Copy out all the entries word for word.

(Data entries)

++++++++

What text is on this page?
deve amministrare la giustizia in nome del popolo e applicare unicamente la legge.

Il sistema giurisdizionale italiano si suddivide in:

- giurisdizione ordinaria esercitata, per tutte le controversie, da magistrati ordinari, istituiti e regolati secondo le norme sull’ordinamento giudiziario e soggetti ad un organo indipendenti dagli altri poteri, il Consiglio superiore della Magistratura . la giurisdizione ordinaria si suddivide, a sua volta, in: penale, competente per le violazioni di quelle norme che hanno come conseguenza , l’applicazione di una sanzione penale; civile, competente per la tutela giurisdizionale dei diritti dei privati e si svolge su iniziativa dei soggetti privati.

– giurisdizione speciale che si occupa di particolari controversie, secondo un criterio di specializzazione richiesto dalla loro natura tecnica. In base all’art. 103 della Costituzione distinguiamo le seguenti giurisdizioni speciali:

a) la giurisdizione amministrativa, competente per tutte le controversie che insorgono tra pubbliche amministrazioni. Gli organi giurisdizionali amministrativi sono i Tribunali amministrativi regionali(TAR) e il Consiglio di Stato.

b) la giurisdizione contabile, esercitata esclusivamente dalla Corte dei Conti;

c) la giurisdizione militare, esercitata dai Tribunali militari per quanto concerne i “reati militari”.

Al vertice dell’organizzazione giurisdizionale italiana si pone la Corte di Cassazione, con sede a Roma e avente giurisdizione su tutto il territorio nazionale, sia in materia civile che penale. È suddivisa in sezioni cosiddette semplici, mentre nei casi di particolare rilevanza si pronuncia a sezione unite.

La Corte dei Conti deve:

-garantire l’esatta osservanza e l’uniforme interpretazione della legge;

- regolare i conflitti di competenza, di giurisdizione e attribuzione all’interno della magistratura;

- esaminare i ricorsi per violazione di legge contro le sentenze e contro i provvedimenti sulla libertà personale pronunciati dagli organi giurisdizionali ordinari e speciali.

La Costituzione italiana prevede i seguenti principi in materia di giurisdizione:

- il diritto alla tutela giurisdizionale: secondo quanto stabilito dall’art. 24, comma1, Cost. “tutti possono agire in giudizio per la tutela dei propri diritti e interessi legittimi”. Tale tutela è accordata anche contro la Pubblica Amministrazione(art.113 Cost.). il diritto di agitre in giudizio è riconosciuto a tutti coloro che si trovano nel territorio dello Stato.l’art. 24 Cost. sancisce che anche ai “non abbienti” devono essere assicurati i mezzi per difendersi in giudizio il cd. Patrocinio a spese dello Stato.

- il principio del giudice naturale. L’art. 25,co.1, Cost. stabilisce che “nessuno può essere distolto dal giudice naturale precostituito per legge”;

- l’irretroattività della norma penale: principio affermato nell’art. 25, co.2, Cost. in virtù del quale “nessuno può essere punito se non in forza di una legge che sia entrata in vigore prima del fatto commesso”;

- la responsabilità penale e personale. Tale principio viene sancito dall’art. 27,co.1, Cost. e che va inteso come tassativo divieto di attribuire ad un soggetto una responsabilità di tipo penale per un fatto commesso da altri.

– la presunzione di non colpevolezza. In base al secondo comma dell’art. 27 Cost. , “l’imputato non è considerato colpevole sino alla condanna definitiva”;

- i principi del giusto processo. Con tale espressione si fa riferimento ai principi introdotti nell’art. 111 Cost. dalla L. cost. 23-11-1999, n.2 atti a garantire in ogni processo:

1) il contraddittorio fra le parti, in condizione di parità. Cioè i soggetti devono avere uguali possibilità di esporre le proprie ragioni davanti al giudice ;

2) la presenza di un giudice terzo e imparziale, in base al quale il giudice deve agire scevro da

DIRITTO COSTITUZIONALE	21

++++++++

**Response to this exercise:**
What text is on this page?
deve amministrare la giustizia in nome del popolo e applicare unicamente la legge.

Il sistema giurisdizionale italiano si suddivide in:

- giurisdizione ordinaria esercitata, per tutte le controversie, da magistrati ordinari, istituiti e regolati secondo le norme sull’ordinamento giudiziario e soggetti ad un organo indipendenti dagli altri poteri, il Consiglio superiore della Magistratura . la giurisdizione ordinaria si suddivide, a sua volta, in: penale, competente per le violazioni di quelle norme che hanno come conseguenza , l’applicazione di una sanzione penale; civile, competente per la tutela giurisdizionale dei diritti dei privati e si svolge su iniziativa dei soggetti privati.

– giurisdizione speciale che si occupa di particolari controversie, secondo un criterio di specializzazione richiesto dalla loro natura tecnica. In base all’art. 103 della Costituzione distinguiamo le seguenti giurisdizioni speciali:

a) la giurisdizione amministrativa, competente per tutte le controversie che insorgono tra pubbliche amministrazioni. Gli organi giurisdizionali amministrativi sono i Tribunali amministrativi regionali(TAR) e il Consiglio di Stato.

b) la giurisdizione contabile, esercitata esclusivamente dalla Corte dei Conti;

c) la giurisdizione militare, esercitata dai Tribunali militari per quanto concerne i “reati militari”.

Al vertice dell’organizzazione giurisdizionale italiana si pone la Corte di Cassazione, con sede a Roma e avente giurisdizione su tutto il territorio nazionale, sia in materia civile che penale. È suddivisa in sezioni cosiddette semplici, mentre nei casi di particolare rilevanza si pronuncia a sezione unite.

La Corte dei Conti deve:

-garantire l’esatta osservanza e l’uniforme interpretazione della legge;

- regolare i conflitti di competenza, di giurisdizione e attribuzione all’interno della magistratura;

- esaminare i ricorsi per violazione di legge contro le sentenze e contro i provvedimenti sulla libertà personale pronunciati dagli organi giurisdizionali ordinari e speciali.

La Costituzione italiana prevede i seguenti principi in materia di giurisdizione:

- il diritto alla tutela giurisdizionale: secondo quanto stabilito dall’art. 24, comma1, Cost. “tutti possono agire in giudizio per la tutela dei propri diritti e interessi legittimi”. Tale tutela è accordata anche contro la Pubblica Amministrazione(art.113 Cost.). il diritto di agitre in giudizio è riconosciuto a tutti coloro che si trovano nel territorio dello Stato.l’art. 24 Cost. sancisce che anche ai “non abbienti” devono essere assicurati i mezzi per difendersi in giudizio il cd. Patrocinio a spese dello Stato.

- il principio del giudice naturale. L’art. 25,co.1, Cost. stabilisce che “nessuno può essere distolto dal giudice naturale precostituito per legge”;

- l’irretroattività della norma penale: principio affermato nell’art. 25, co.2, Cost. in virtù del quale “nessuno può essere punito se non in forza di una legge che sia entrata in vigore prima del fatto commesso”;

- la responsabilità penale e personale. Tale principio viene sancito dall’art. 27,co.1, Cost. e che va inteso come tassativo divieto di attribuire ad un soggetto una responsabilità di tipo penale per un fatto commesso da altri.

– la presunzione di non colpevolezza. In base al secondo comma dell’art. 27 Cost. , “l’imputato non è considerato colpevole sino alla condanna definitiva”;

- i principi del giusto processo. Con tale espressione si fa riferimento ai principi introdotti nell’art. 111 Cost. dalla L. cost. 23-11-1999, n.2 atti a garantire in ogni processo:

1) il contraddittorio fra le parti, in condizione di parità. Cioè i soggetti devono avere uguali possibilità di esporre le proprie ragioni davanti al giudice ;

2) la presenza di un giudice terzo e imparziale, in base al quale il giudice deve agire scevro da

DIRITTO COSTITUZIONALE	21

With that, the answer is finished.